* [Work to complete]: Output each entry verbatim and exclude every picture from it.

* [Recorded data]:
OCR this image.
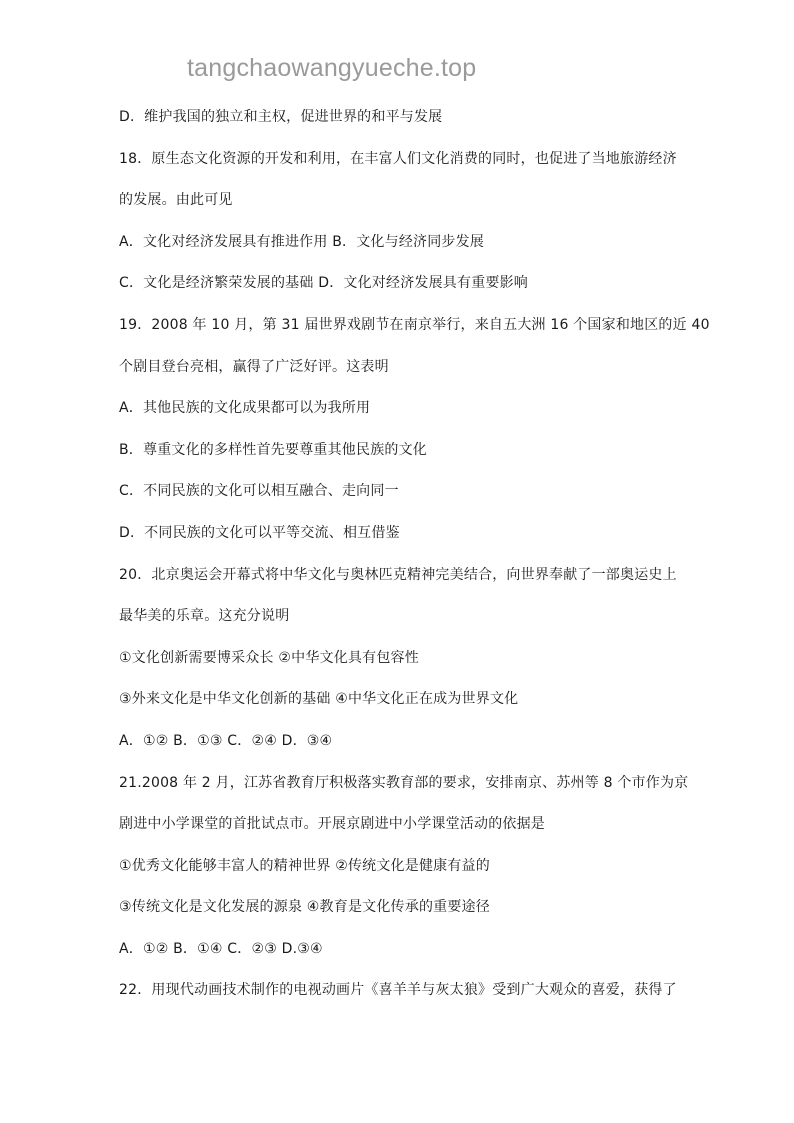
tangchaowangyueche.top
D．维护我国的独立和主权，促进世界的和平与发展
18．原生态文化资源的开发和利用，在丰富人们文化消费的同时，也促进了当地旅游经济
的发展。由此可见
A．文化对经济发展具有推进作用 B．文化与经济同步发展
C．文化是经济繁荣发展的基础 D．文化对经济发展具有重要影响
19．2008 年 10 月，第 31 届世界戏剧节在南京举行，来自五大洲 16 个国家和地区的近 40
个剧目登台亮相，赢得了广泛好评。这表明
A．其他民族的文化成果都可以为我所用
B．尊重文化的多样性首先要尊重其他民族的文化
C．不同民族的文化可以相互融合、走向同一
D．不同民族的文化可以平等交流、相互借鉴
20．北京奥运会开幕式将中华文化与奥林匹克精神完美结合，向世界奉献了一部奥运史上
最华美的乐章。这充分说明
①文化创新需要博采众长 ②中华文化具有包容性
③外来文化是中华文化创新的基础 ④中华文化正在成为世界文化
A．①② B．①③ C．②④ D．③④
21.2008 年 2 月，江苏省教育厅积极落实教育部的要求，安排南京、苏州等 8 个市作为京
剧进中小学课堂的首批试点市。开展京剧进中小学课堂活动的依据是
①优秀文化能够丰富人的精神世界 ②传统文化是健康有益的
③传统文化是文化发展的源泉 ④教育是文化传承的重要途径
A．①② B．①④ C．②③ D.③④
22．用现代动画技术制作的电视动画片《喜羊羊与灰太狼》受到广大观众的喜爱，获得了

* [Solution to the exercise]:
OCR this image.
tangchaowangyueche.top
D．维护我国的独立和主权，促进世界的和平与发展
18．原生态文化资源的开发和利用，在丰富人们文化消费的同时，也促进了当地旅游经济
的发展。由此可见
A．文化对经济发展具有推进作用 B．文化与经济同步发展
C．文化是经济繁荣发展的基础 D．文化对经济发展具有重要影响
19．2008 年 10 月，第 31 届世界戏剧节在南京举行，来自五大洲 16 个国家和地区的近 40
个剧目登台亮相，赢得了广泛好评。这表明
A．其他民族的文化成果都可以为我所用
B．尊重文化的多样性首先要尊重其他民族的文化
C．不同民族的文化可以相互融合、走向同一
D．不同民族的文化可以平等交流、相互借鉴
20．北京奥运会开幕式将中华文化与奥林匹克精神完美结合，向世界奉献了一部奥运史上
最华美的乐章。这充分说明
①文化创新需要博采众长 ②中华文化具有包容性
③外来文化是中华文化创新的基础 ④中华文化正在成为世界文化
A．①② B．①③ C．②④ D．③④
21.2008 年 2 月，江苏省教育厅积极落实教育部的要求，安排南京、苏州等 8 个市作为京
剧进中小学课堂的首批试点市。开展京剧进中小学课堂活动的依据是
①优秀文化能够丰富人的精神世界 ②传统文化是健康有益的
③传统文化是文化发展的源泉 ④教育是文化传承的重要途径
A．①② B．①④ C．②③ D.③④
22．用现代动画技术制作的电视动画片《喜羊羊与灰太狼》受到广大观众的喜爱，获得了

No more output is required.